(Element placement data)
⟨

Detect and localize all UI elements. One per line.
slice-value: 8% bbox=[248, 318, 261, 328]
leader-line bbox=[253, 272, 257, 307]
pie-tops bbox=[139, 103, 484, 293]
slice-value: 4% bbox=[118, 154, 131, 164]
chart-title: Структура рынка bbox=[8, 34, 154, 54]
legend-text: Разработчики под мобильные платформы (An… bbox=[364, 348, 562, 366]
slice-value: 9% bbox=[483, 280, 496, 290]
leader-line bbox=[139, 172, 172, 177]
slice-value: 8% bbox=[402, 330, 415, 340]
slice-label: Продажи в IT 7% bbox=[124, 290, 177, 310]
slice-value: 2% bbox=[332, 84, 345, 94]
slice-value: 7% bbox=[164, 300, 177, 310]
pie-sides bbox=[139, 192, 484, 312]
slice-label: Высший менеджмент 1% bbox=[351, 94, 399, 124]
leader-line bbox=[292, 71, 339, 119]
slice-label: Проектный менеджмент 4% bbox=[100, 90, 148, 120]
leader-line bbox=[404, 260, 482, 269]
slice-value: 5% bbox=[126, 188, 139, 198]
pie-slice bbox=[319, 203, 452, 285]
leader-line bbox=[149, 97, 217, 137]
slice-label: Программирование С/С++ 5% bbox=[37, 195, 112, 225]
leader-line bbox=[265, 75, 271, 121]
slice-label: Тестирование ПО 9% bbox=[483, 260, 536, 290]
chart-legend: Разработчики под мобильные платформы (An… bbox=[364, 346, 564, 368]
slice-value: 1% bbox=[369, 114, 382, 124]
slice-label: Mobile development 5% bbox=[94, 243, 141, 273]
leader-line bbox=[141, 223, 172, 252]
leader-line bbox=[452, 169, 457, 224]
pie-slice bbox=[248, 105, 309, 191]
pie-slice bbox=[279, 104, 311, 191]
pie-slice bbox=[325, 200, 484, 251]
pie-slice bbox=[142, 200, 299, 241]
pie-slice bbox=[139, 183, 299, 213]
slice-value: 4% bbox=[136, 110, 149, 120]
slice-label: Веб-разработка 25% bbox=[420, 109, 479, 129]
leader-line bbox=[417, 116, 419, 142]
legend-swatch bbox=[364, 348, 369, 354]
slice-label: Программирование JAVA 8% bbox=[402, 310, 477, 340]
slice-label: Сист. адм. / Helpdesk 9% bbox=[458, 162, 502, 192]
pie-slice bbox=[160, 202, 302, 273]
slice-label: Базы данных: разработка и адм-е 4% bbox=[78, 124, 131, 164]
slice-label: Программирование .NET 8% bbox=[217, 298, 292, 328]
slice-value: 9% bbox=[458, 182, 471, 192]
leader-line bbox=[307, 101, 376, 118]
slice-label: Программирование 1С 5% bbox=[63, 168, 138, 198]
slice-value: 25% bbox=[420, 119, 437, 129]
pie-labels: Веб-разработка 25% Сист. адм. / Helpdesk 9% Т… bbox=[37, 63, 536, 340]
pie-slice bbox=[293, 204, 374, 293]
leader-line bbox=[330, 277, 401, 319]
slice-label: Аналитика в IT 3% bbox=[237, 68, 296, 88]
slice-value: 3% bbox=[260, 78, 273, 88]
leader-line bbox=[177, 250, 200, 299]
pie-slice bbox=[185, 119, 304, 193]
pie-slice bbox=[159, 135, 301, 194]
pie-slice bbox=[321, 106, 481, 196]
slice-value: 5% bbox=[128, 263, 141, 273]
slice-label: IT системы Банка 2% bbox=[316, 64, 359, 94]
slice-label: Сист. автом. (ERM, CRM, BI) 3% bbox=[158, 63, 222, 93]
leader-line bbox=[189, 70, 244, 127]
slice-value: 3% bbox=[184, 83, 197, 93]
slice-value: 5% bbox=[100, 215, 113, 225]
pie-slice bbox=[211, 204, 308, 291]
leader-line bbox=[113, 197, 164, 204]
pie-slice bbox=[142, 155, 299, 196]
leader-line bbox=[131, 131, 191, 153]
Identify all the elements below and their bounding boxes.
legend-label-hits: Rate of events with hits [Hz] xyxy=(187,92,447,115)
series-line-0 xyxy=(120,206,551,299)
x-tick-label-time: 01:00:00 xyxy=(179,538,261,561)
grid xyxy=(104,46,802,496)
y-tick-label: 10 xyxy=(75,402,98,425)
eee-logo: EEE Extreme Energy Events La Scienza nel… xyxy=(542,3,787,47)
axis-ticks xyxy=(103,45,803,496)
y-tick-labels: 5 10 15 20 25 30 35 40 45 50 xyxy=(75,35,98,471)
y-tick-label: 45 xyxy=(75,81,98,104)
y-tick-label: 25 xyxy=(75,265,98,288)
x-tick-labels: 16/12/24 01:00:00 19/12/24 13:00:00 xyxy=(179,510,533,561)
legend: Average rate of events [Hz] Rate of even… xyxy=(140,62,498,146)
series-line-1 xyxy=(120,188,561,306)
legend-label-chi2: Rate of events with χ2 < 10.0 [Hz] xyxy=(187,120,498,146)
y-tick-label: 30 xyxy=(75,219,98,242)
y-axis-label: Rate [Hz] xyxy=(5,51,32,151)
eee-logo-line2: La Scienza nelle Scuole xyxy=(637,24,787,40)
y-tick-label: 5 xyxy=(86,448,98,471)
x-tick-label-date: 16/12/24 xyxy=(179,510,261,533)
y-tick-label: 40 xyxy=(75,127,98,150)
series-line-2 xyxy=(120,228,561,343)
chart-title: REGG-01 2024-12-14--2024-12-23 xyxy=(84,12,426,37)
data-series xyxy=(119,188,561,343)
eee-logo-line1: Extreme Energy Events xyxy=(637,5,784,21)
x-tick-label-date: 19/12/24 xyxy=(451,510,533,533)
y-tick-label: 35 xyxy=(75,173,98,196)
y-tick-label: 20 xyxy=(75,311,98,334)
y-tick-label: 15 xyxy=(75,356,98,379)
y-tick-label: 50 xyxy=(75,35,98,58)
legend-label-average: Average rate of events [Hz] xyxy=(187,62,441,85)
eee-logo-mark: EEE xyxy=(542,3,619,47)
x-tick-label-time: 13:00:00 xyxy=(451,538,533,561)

⟩

■ Directions: Reproduce every line of the items above without changing a character, keeping them in their original order.

■ Completed task:
Detect and localize all UI elements. One per line.
slice-value: 8% bbox=[248, 318, 261, 328]
leader-line bbox=[253, 272, 257, 307]
pie-tops bbox=[139, 103, 484, 293]
slice-value: 4% bbox=[118, 154, 131, 164]
chart-title: Структура рынка bbox=[8, 34, 154, 54]
legend-text: Разработчики под мобильные платформы (An… bbox=[364, 348, 562, 366]
slice-value: 9% bbox=[483, 280, 496, 290]
leader-line bbox=[139, 172, 172, 177]
slice-value: 8% bbox=[402, 330, 415, 340]
slice-label: Продажи в IT 7% bbox=[124, 290, 177, 310]
slice-value: 2% bbox=[332, 84, 345, 94]
slice-value: 7% bbox=[164, 300, 177, 310]
pie-sides bbox=[139, 192, 484, 312]
slice-label: Высший менеджмент 1% bbox=[351, 94, 399, 124]
leader-line bbox=[292, 71, 339, 119]
slice-label: Проектный менеджмент 4% bbox=[100, 90, 148, 120]
leader-line bbox=[404, 260, 482, 269]
slice-value: 5% bbox=[126, 188, 139, 198]
pie-slice bbox=[319, 203, 452, 285]
leader-line bbox=[149, 97, 217, 137]
slice-label: Программирование С/С++ 5% bbox=[37, 195, 112, 225]
leader-line bbox=[265, 75, 271, 121]
slice-label: Тестирование ПО 9% bbox=[483, 260, 536, 290]
chart-legend: Разработчики под мобильные платформы (An… bbox=[364, 346, 564, 368]
slice-value: 1% bbox=[369, 114, 382, 124]
slice-label: Mobile development 5% bbox=[94, 243, 141, 273]
leader-line bbox=[141, 223, 172, 252]
leader-line bbox=[452, 169, 457, 224]
pie-slice bbox=[248, 105, 309, 191]
pie-slice bbox=[279, 104, 311, 191]
pie-slice bbox=[325, 200, 484, 251]
pie-slice bbox=[142, 200, 299, 241]
pie-slice bbox=[139, 183, 299, 213]
slice-value: 4% bbox=[136, 110, 149, 120]
slice-label: Веб-разработка 25% bbox=[420, 109, 479, 129]
leader-line bbox=[417, 116, 419, 142]
legend-swatch bbox=[364, 348, 369, 354]
slice-label: Программирование JAVA 8% bbox=[402, 310, 477, 340]
slice-label: Сист. адм. / Helpdesk 9% bbox=[458, 162, 502, 192]
pie-slice bbox=[160, 202, 302, 273]
slice-label: Базы данных: разработка и адм-е 4% bbox=[78, 124, 131, 164]
slice-label: Программирование .NET 8% bbox=[217, 298, 292, 328]
slice-value: 9% bbox=[458, 182, 471, 192]
leader-line bbox=[307, 101, 376, 118]
slice-label: Программирование 1С 5% bbox=[63, 168, 138, 198]
slice-value: 25% bbox=[420, 119, 437, 129]
pie-labels: Веб-разработка 25% Сист. адм. / Helpdesk 9% Т… bbox=[37, 63, 536, 340]
pie-slice bbox=[293, 204, 374, 293]
leader-line bbox=[330, 277, 401, 319]
slice-label: Аналитика в IT 3% bbox=[237, 68, 296, 88]
slice-value: 3% bbox=[260, 78, 273, 88]
leader-line bbox=[177, 250, 200, 299]
pie-slice bbox=[185, 119, 304, 193]
pie-slice bbox=[159, 135, 301, 194]
pie-slice bbox=[321, 106, 481, 196]
slice-value: 5% bbox=[128, 263, 141, 273]
slice-label: IT системы Банка 2% bbox=[316, 64, 359, 94]
slice-label: Сист. автом. (ERM, CRM, BI) 3% bbox=[158, 63, 222, 93]
leader-line bbox=[189, 70, 244, 127]
slice-value: 3% bbox=[184, 83, 197, 93]
slice-value: 5% bbox=[100, 215, 113, 225]
pie-slice bbox=[211, 204, 308, 291]
leader-line bbox=[113, 197, 164, 204]
pie-slice bbox=[142, 155, 299, 196]
leader-line bbox=[131, 131, 191, 153]
Identify all the elements below and their bounding boxes.
legend-label-hits: Rate of events with hits [Hz] xyxy=(187,92,447,115)
series-line-0 xyxy=(120,206,551,299)
x-tick-label-time: 01:00:00 xyxy=(179,538,261,561)
grid xyxy=(104,46,802,496)
y-tick-label: 10 xyxy=(75,402,98,425)
eee-logo: EEE Extreme Energy Events La Scienza nel… xyxy=(542,3,787,47)
axis-ticks xyxy=(103,45,803,496)
y-tick-labels: 5 10 15 20 25 30 35 40 45 50 xyxy=(75,35,98,471)
y-tick-label: 45 xyxy=(75,81,98,104)
y-tick-label: 25 xyxy=(75,265,98,288)
x-tick-labels: 16/12/24 01:00:00 19/12/24 13:00:00 xyxy=(179,510,533,561)
legend: Average rate of events [Hz] Rate of even… xyxy=(140,62,498,146)
series-line-1 xyxy=(120,188,561,306)
legend-label-chi2: Rate of events with χ2 < 10.0 [Hz] xyxy=(187,120,498,146)
y-tick-label: 30 xyxy=(75,219,98,242)
y-axis-label: Rate [Hz] xyxy=(5,51,32,151)
eee-logo-line2: La Scienza nelle Scuole xyxy=(637,24,787,40)
y-tick-label: 5 xyxy=(86,448,98,471)
x-tick-label-date: 16/12/24 xyxy=(179,510,261,533)
y-tick-label: 40 xyxy=(75,127,98,150)
series-line-2 xyxy=(120,228,561,343)
chart-title: REGG-01 2024-12-14--2024-12-23 xyxy=(84,12,426,37)
data-series xyxy=(119,188,561,343)
eee-logo-line1: Extreme Energy Events xyxy=(637,5,784,21)
x-tick-label-date: 19/12/24 xyxy=(451,510,533,533)
y-tick-label: 35 xyxy=(75,173,98,196)
y-tick-label: 20 xyxy=(75,311,98,334)
y-tick-label: 15 xyxy=(75,356,98,379)
y-tick-label: 50 xyxy=(75,35,98,58)
legend-label-average: Average rate of events [Hz] xyxy=(187,62,441,85)
eee-logo-mark: EEE xyxy=(542,3,619,47)
x-tick-label-time: 13:00:00 xyxy=(451,538,533,561)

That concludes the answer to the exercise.